## EXERCISE DIRECTIONS
Select all lines with the string "Learning" in them, and copy those lines.

== SUPPLIED RECORDS

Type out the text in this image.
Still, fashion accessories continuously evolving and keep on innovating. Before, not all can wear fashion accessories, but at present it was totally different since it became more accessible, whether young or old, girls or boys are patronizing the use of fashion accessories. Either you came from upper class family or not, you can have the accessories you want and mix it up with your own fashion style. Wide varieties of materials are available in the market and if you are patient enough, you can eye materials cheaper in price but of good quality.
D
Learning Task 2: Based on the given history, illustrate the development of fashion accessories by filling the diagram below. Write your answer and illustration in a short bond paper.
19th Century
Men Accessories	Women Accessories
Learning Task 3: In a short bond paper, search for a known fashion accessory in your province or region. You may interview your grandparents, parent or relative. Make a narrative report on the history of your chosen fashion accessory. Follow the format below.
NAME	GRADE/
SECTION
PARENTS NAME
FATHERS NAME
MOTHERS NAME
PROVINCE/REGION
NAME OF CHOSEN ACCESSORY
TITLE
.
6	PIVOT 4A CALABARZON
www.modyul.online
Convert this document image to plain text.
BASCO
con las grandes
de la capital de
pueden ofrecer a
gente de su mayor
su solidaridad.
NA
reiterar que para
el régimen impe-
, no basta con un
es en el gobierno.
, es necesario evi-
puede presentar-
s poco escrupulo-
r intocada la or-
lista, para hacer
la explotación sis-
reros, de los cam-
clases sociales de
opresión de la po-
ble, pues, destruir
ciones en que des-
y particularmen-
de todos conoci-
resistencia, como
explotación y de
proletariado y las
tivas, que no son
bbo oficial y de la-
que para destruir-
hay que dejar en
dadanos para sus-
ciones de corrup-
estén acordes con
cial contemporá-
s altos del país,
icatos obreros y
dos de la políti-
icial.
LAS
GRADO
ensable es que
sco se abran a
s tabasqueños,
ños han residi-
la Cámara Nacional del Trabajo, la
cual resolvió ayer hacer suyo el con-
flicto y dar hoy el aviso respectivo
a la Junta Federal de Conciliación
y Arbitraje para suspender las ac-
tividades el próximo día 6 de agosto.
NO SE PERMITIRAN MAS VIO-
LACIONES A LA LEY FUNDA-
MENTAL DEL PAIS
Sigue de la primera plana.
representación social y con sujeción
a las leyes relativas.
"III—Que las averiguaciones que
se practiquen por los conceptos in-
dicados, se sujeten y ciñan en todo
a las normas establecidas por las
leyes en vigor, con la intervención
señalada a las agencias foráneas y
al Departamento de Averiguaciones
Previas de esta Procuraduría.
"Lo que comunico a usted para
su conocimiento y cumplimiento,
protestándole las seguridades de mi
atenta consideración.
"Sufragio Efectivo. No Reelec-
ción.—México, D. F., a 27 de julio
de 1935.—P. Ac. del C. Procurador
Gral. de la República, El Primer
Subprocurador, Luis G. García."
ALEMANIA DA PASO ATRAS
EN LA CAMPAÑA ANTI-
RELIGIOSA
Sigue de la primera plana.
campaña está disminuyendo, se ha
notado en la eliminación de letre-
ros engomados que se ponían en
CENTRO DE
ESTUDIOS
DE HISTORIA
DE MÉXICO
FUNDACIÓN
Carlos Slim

====

## OUTPUT FOR THIS TASK
Learning Task 2: Based on the given history, illustrate the development of fashion accessories by filling the diagram below. Write your answer and illustration in a short bond paper.
Learning Task 3: In a short bond paper, search for a known fashion accessory in your province or region. You may interview your grandparents, parent or relative. Make a narrative report on the history of your chosen fashion accessory. Follow the format below.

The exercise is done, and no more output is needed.